* begin Dataset excerpts *
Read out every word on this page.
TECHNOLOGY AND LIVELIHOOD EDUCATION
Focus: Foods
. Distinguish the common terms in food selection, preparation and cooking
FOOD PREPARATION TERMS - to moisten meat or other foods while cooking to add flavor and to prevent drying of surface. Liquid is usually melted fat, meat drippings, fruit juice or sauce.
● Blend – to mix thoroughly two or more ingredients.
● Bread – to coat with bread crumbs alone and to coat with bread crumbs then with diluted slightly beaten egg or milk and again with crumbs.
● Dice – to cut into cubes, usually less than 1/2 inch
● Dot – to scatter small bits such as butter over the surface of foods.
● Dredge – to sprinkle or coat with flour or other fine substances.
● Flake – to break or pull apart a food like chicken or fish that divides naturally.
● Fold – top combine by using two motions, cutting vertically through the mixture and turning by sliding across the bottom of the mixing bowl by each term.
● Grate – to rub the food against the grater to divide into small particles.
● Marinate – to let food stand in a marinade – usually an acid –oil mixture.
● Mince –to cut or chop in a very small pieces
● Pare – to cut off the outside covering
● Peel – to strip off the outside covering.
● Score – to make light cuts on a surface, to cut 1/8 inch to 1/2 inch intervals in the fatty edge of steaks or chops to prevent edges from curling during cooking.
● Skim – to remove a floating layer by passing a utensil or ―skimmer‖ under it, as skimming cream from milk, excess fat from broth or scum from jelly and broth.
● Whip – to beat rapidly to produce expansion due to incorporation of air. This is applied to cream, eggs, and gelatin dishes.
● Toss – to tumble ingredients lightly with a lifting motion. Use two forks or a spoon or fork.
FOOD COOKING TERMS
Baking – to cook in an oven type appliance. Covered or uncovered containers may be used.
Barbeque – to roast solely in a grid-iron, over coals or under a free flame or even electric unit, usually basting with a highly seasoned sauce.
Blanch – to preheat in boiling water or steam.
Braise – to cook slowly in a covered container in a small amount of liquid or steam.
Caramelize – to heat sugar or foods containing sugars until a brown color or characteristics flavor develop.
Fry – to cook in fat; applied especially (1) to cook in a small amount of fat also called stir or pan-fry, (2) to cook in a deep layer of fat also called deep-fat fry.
* end Dataset excerpts *
* begin Dataset excerpts *
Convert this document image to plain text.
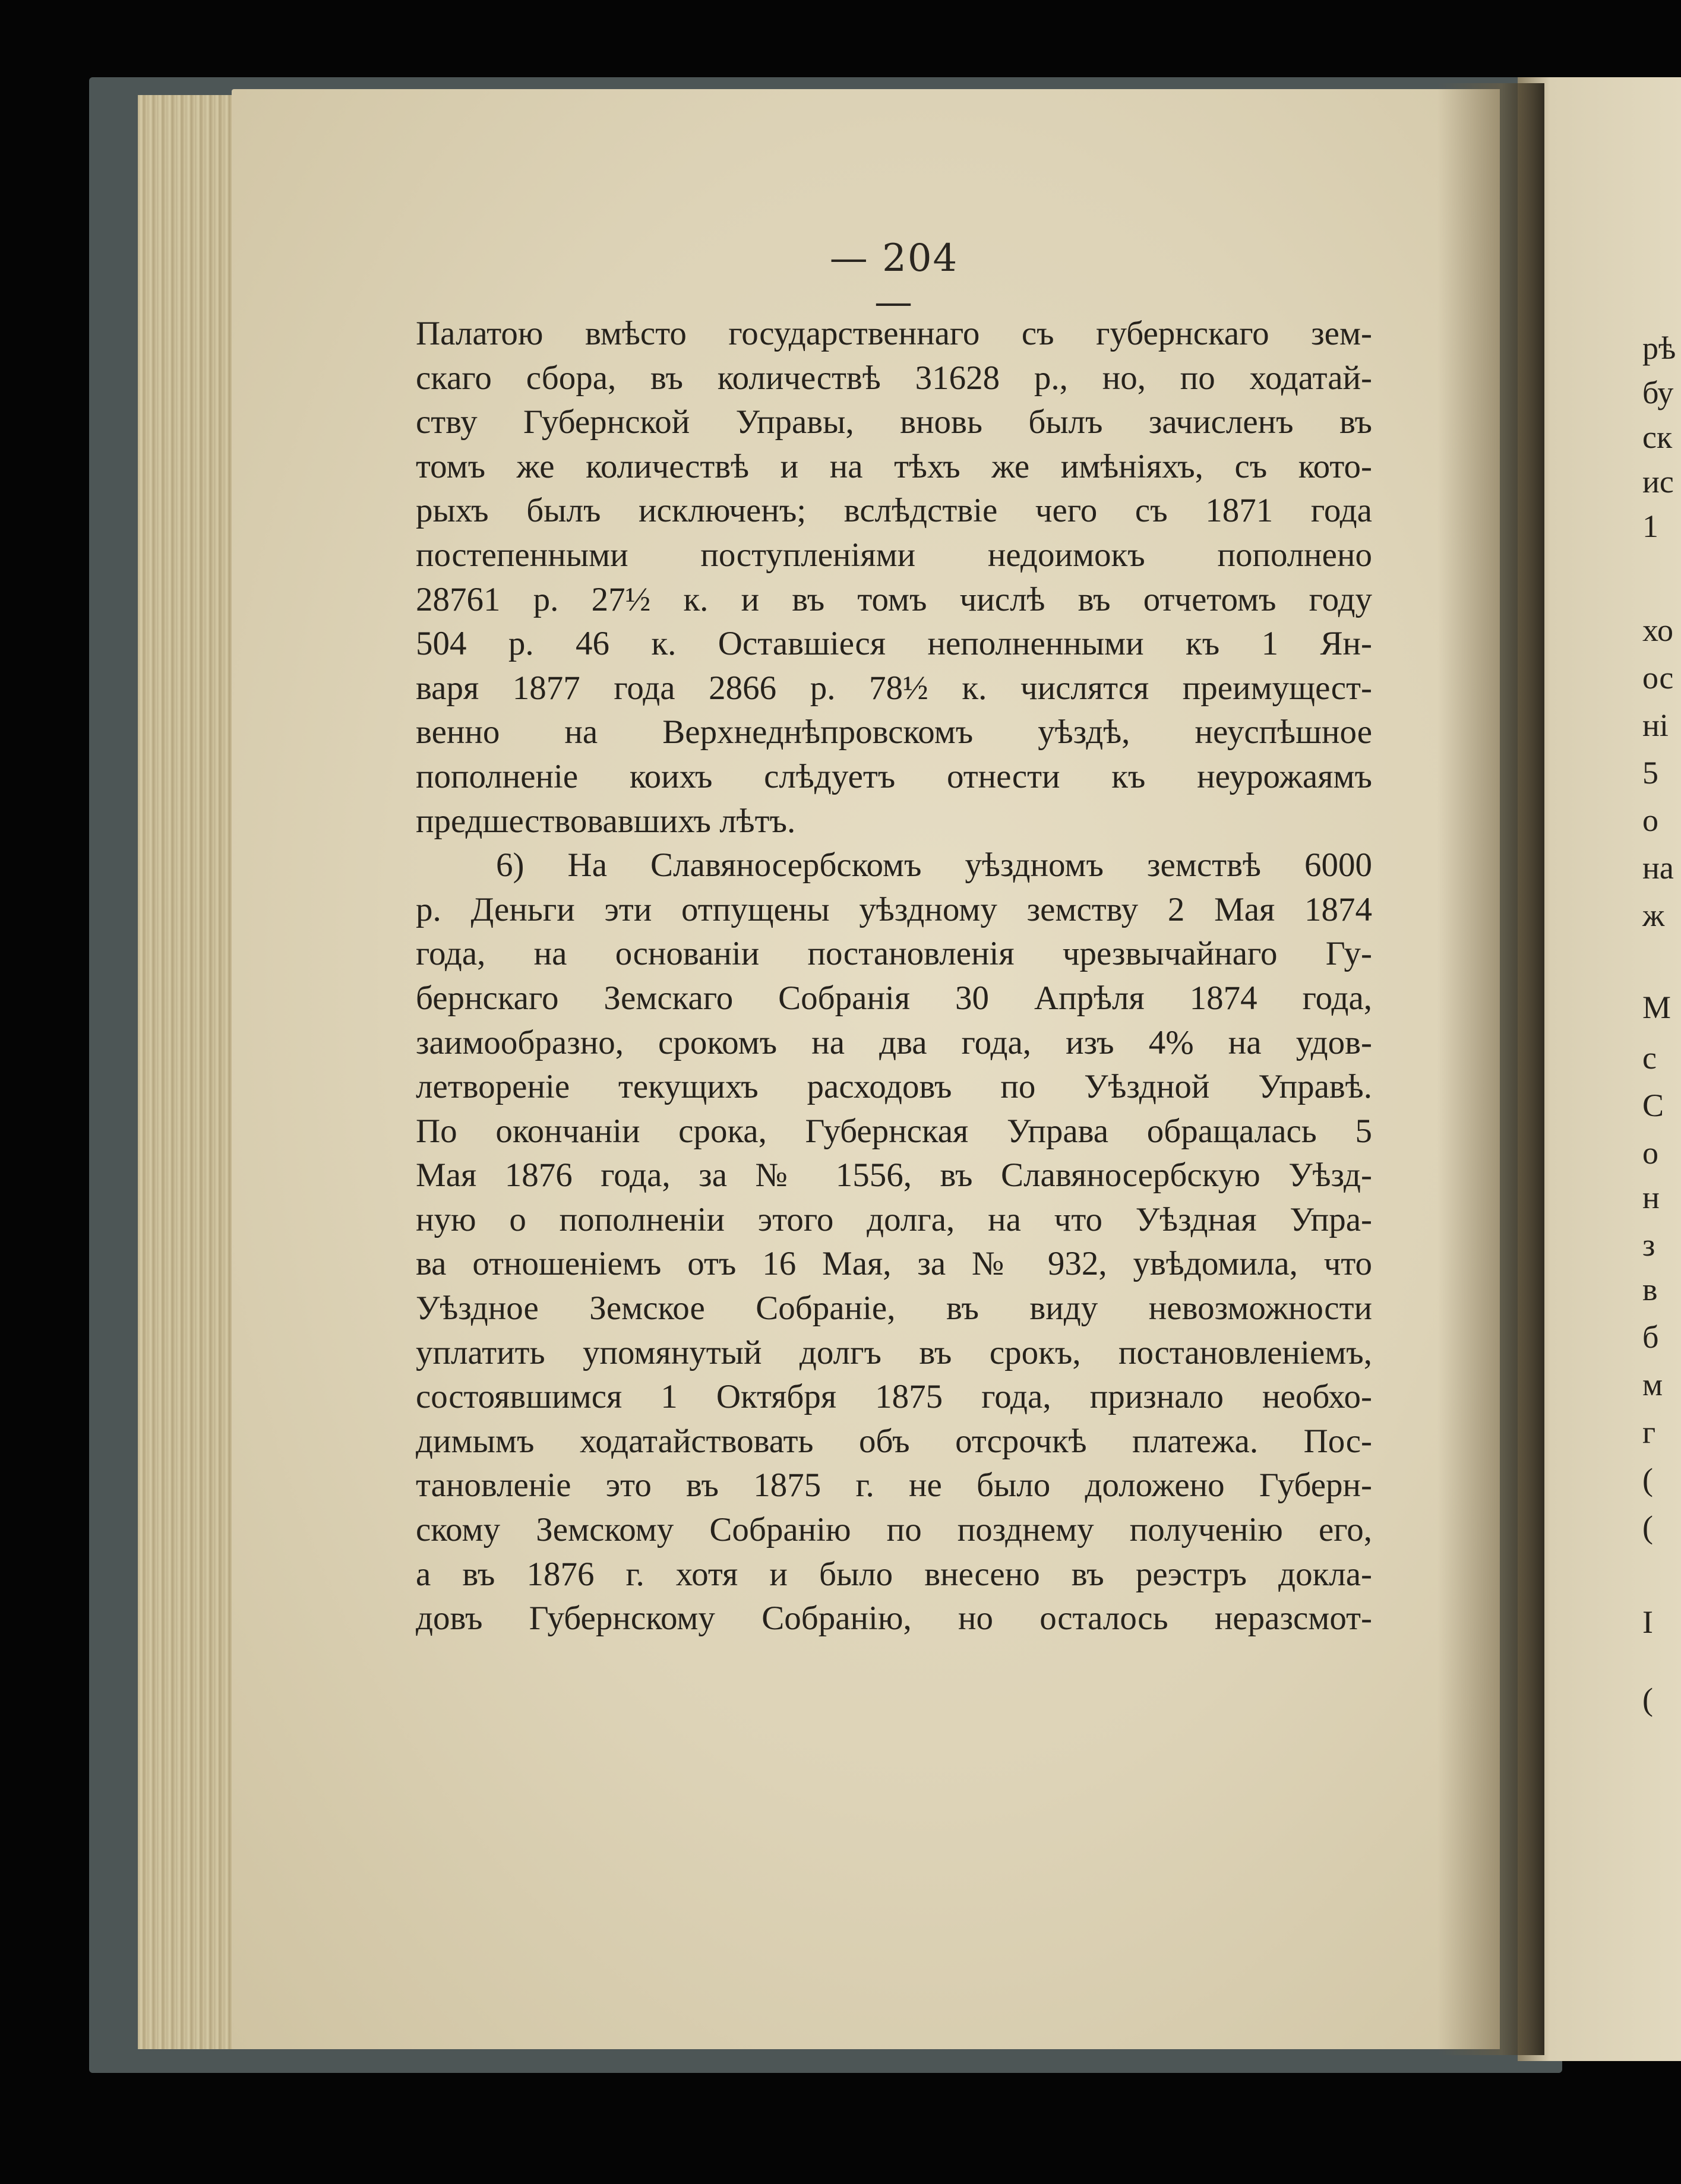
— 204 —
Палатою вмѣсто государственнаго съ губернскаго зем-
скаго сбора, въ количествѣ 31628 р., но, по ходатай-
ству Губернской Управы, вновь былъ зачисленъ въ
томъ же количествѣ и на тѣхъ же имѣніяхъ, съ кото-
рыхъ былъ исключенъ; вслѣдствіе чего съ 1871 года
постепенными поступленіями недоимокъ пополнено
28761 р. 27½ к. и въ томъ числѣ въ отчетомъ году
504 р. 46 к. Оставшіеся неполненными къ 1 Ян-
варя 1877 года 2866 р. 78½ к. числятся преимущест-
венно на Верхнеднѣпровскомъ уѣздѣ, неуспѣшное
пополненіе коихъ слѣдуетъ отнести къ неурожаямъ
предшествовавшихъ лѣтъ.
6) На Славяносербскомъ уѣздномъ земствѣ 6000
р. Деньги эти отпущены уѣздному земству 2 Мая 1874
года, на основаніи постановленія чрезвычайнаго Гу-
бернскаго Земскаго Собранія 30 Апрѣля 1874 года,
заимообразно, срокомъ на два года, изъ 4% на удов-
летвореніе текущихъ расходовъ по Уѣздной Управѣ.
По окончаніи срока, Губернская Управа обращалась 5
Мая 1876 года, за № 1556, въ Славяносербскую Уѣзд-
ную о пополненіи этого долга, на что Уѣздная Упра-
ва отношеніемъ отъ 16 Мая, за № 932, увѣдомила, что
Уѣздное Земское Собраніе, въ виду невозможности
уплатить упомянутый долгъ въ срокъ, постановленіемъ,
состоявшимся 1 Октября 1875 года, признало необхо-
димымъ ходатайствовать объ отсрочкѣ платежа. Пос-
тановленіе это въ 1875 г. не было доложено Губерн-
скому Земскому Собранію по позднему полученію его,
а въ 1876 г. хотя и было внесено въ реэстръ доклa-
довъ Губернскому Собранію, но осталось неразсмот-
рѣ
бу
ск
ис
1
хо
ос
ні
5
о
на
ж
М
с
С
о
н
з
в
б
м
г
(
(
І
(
* end Dataset excerpts *
* Short task: Pick each line holding the word "into" out of the data and copy it.

* Task response:
● Dice – to cut into cubes, usually less than 1/2 inch
● Grate – to rub the food against the grater to divide into small particles.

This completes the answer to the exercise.